Copy every line of the following data that includes the string "logo".
[START OF Records to use]
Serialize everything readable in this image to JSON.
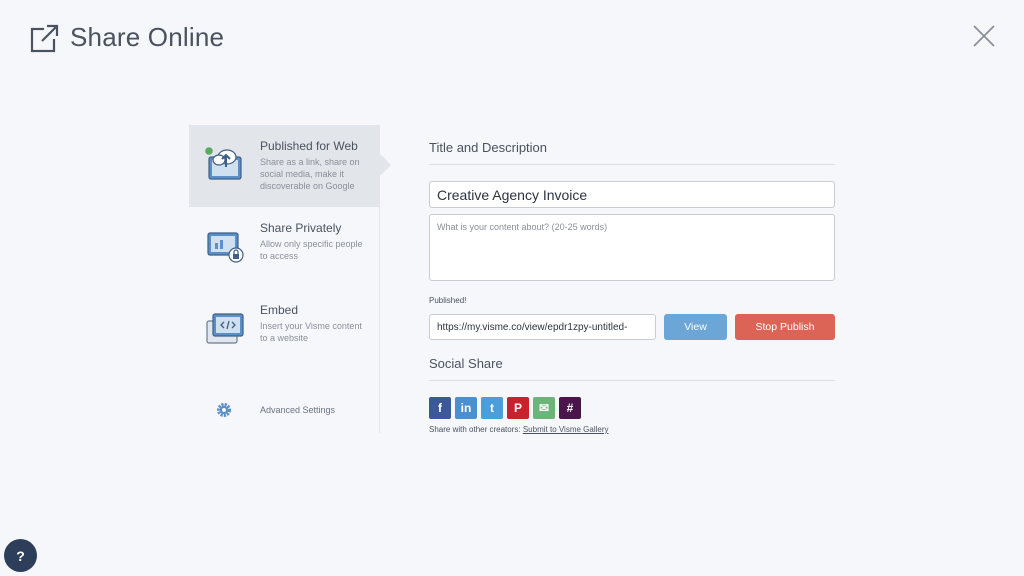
{
  "header": {
    "title": "Share Online",
    "icon": "external-link-icon"
  },
  "close": {
    "icon": "close-icon"
  },
  "menu": {
    "items": [
      {
        "label": "Published for Web",
        "desc": "Share as a link, share on social media, make it discoverable on Google",
        "icon": "cloud-upload-icon",
        "active": true,
        "status_color": "#5aab5f"
      },
      {
        "label": "Share Privately",
        "desc": "Allow only specific people to access",
        "icon": "lock-screen-icon"
      },
      {
        "label": "Embed",
        "desc": "Insert your Visme content to a website",
        "icon": "embed-code-icon"
      }
    ],
    "advanced": {
      "label": "Advanced Settings",
      "icon": "gear-icon"
    }
  },
  "panel": {
    "title_section": "Title and Description",
    "title_value": "Creative Agency Invoice",
    "desc_placeholder": "What is your content about? (20-25 words)",
    "published_label": "Published!",
    "url_value": "https://my.visme.co/view/epdr1zpy-untitled-",
    "view_label": "View",
    "stop_label": "Stop Publish",
    "social_title": "Social Share",
    "share_text": "Share with other creators:",
    "gallery_link": "Submit to Visme Gallery"
  },
  "social": [
    {
      "name": "facebook-icon",
      "glyph": "f",
      "color": "#3b5998"
    },
    {
      "name": "linkedin-icon",
      "glyph": "in",
      "color": "#4a8fcf"
    },
    {
      "name": "twitter-icon",
      "glyph": "t",
      "color": "#4a9fdb"
    },
    {
      "name": "pinterest-icon",
      "glyph": "P",
      "color": "#c8232c"
    },
    {
      "name": "email-icon",
      "glyph": "✉",
      "color": "#6cb47a"
    },
    {
      "name": "slack-icon",
      "glyph": "#",
      "color": "#4a154b"
    }
  ],
  "colors": {
    "accent": "#6ba6d6",
    "danger": "#dc6457",
    "background": "#f6f7fb",
    "help": "#2d3e5b"
  },
  "help": {
    "label": "?"
  }
}
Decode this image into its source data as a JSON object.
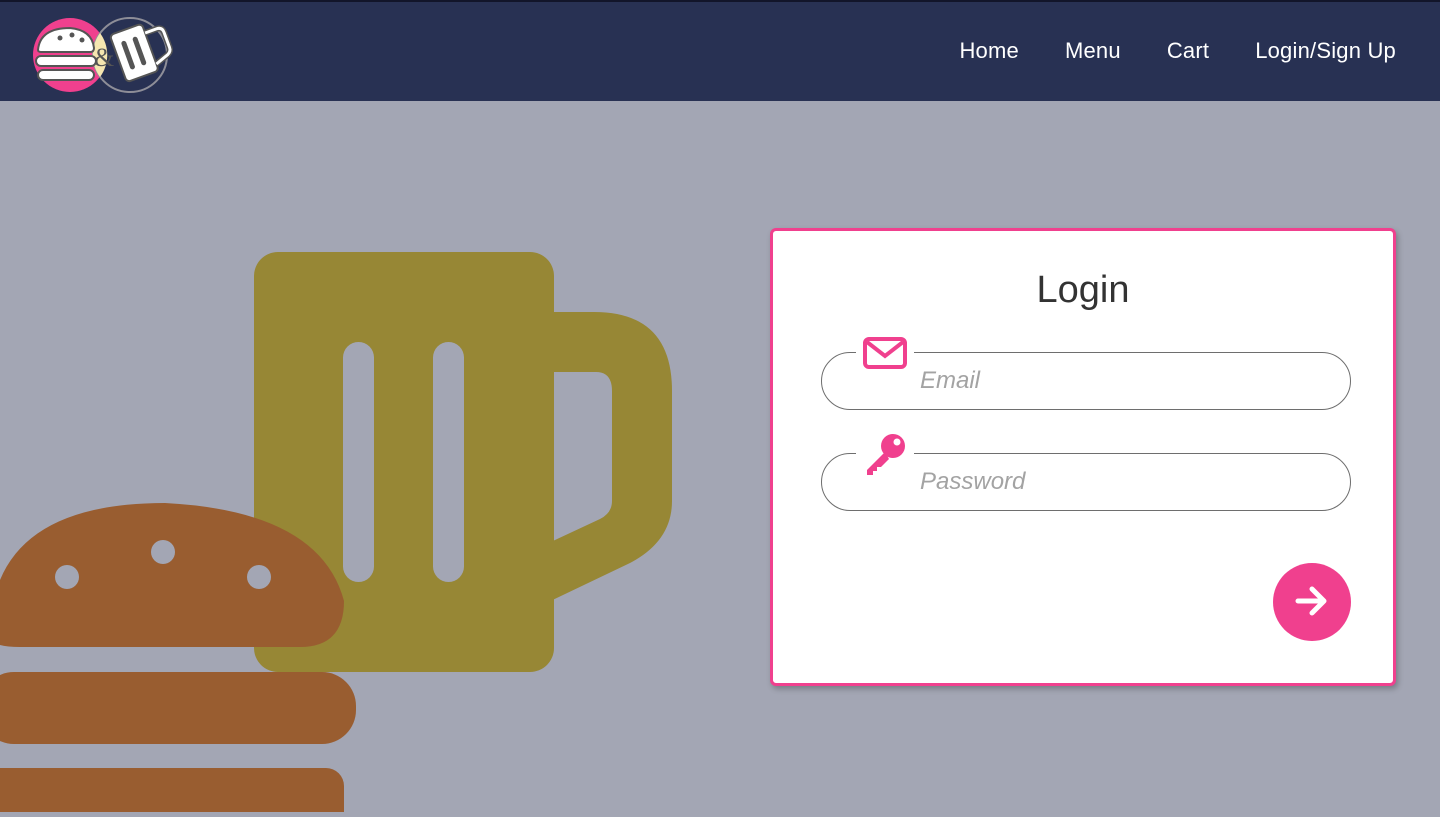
{
  "app": {
    "logo_name": "burger-and-beer-logo"
  },
  "nav": {
    "links": [
      {
        "label": "Home"
      },
      {
        "label": "Menu"
      },
      {
        "label": "Cart"
      },
      {
        "label": "Login/Sign Up"
      }
    ]
  },
  "login": {
    "title": "Login",
    "email": {
      "placeholder": "Email",
      "value": "",
      "icon": "envelope-icon"
    },
    "password": {
      "placeholder": "Password",
      "value": "",
      "icon": "key-icon"
    },
    "submit_icon": "arrow-right-icon"
  },
  "colors": {
    "navbar": "#283153",
    "background": "#a3a6b4",
    "accent": "#f0408e",
    "beer": "#978735",
    "burger": "#995d30"
  }
}
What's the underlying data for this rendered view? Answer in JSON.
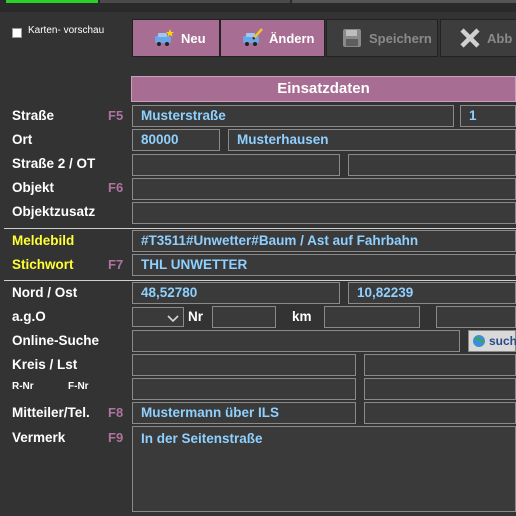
{
  "preview": {
    "label": "Karten- vorschau",
    "checked": false
  },
  "toolbar": {
    "neu": "Neu",
    "aendern": "Ändern",
    "speichern": "Speichern",
    "abbrechen": "Abb"
  },
  "section": {
    "title": "Einsatzdaten"
  },
  "labels": {
    "strasse": "Straße",
    "ort": "Ort",
    "strasse2": "Straße 2 / OT",
    "objekt": "Objekt",
    "objektzusatz": "Objektzusatz",
    "meldebild": "Meldebild",
    "stichwort": "Stichwort",
    "nord_ost": "Nord / Ost",
    "ago": "a.g.O",
    "nr": "Nr",
    "km": "km",
    "online_suche": "Online-Suche",
    "kreis": "Kreis / Lst",
    "rnr": "R-Nr",
    "fnr": "F-Nr",
    "mitteiler": "Mitteiler/Tel.",
    "vermerk": "Vermerk"
  },
  "fkeys": {
    "strasse": "F5",
    "objekt": "F6",
    "stichwort": "F7",
    "mitteiler": "F8",
    "vermerk": "F9"
  },
  "fields": {
    "strasse": "Musterstraße",
    "hausnr": "1",
    "plz": "80000",
    "ort": "Musterhausen",
    "meldebild": "#T3511#Unwetter#Baum / Ast auf Fahrbahn",
    "stichwort": "THL UNWETTER",
    "nord": "48,52780",
    "ost": "10,82239",
    "mitteiler": "Mustermann über ILS",
    "vermerk": "In der Seitenstraße"
  },
  "search_button": "such"
}
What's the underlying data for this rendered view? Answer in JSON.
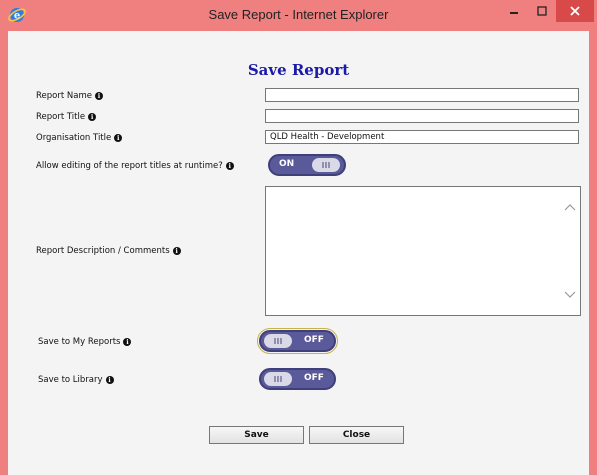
{
  "window": {
    "title": "Save Report - Internet Explorer",
    "frame_color": "#f08080",
    "close_color": "#d84a4a"
  },
  "form": {
    "title": "Save Report",
    "fields": {
      "report_name": {
        "label": "Report Name",
        "value": ""
      },
      "report_title": {
        "label": "Report Title",
        "value": ""
      },
      "organisation_title": {
        "label": "Organisation Title",
        "value": "QLD Health - Development"
      },
      "allow_editing": {
        "label": "Allow editing of the report titles at runtime?",
        "state": "ON"
      },
      "description": {
        "label": "Report Description / Comments",
        "value": ""
      },
      "save_to_my_reports": {
        "label": "Save to My Reports",
        "state": "OFF"
      },
      "save_to_library": {
        "label": "Save to Library",
        "state": "OFF"
      }
    },
    "info_glyph": "i",
    "toggle_knob_glyph": "III",
    "buttons": {
      "save": "Save",
      "close": "Close"
    }
  },
  "icons": [
    "internet-explorer-logo-icon",
    "minimize-icon",
    "maximize-icon",
    "close-icon",
    "info-icon",
    "scroll-up-icon",
    "scroll-down-icon"
  ],
  "colors": {
    "title_blue": "#1a1aa6",
    "toggle_bg": "#5a5a9a"
  }
}
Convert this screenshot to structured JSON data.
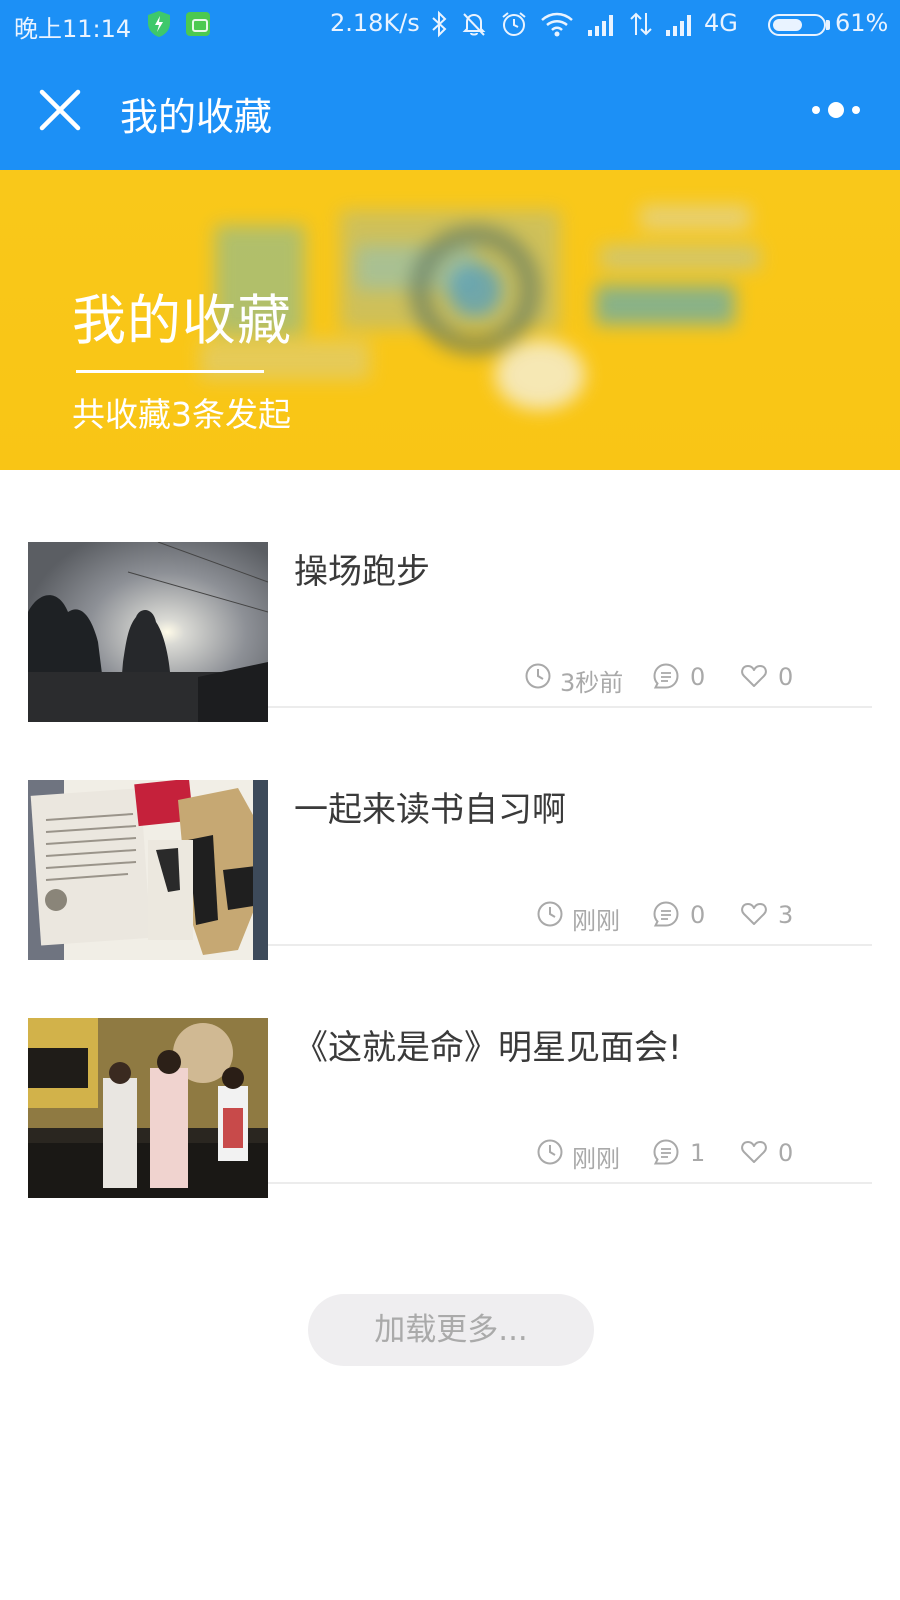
{
  "status_bar": {
    "time": "晚上11:14",
    "speed": "2.18K/s",
    "network": "4G",
    "battery_pct": "61%",
    "battery_level": 0.61,
    "icons": [
      "shield-icon",
      "app-icon",
      "bluetooth-icon",
      "mute-icon",
      "alarm-icon",
      "wifi-icon",
      "signal-icon",
      "data-arrows-icon",
      "signal-icon-2",
      "battery-icon"
    ]
  },
  "nav": {
    "title": "我的收藏",
    "close_icon": "close-icon",
    "more_icon": "more-icon",
    "bg_color": "#1c90f6"
  },
  "banner": {
    "title": "我的收藏",
    "subtitle": "共收藏3条发起",
    "bg_color": "#f9c81a"
  },
  "items": [
    {
      "title": "操场跑步",
      "time": "3秒前",
      "comments": "0",
      "likes": "0",
      "thumb": "playground-photo"
    },
    {
      "title": "一起来读书自习啊",
      "time": "刚刚",
      "comments": "0",
      "likes": "3",
      "thumb": "book-photo"
    },
    {
      "title": "《这就是命》明星见面会!",
      "time": "刚刚",
      "comments": "1",
      "likes": "0",
      "thumb": "stage-photo"
    }
  ],
  "load_more": "加载更多..."
}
[END OF Records to use]
■ **Finished answer**
    "logo_name": "burger-and-beer-logo"
    "internet-explorer-logo-icon",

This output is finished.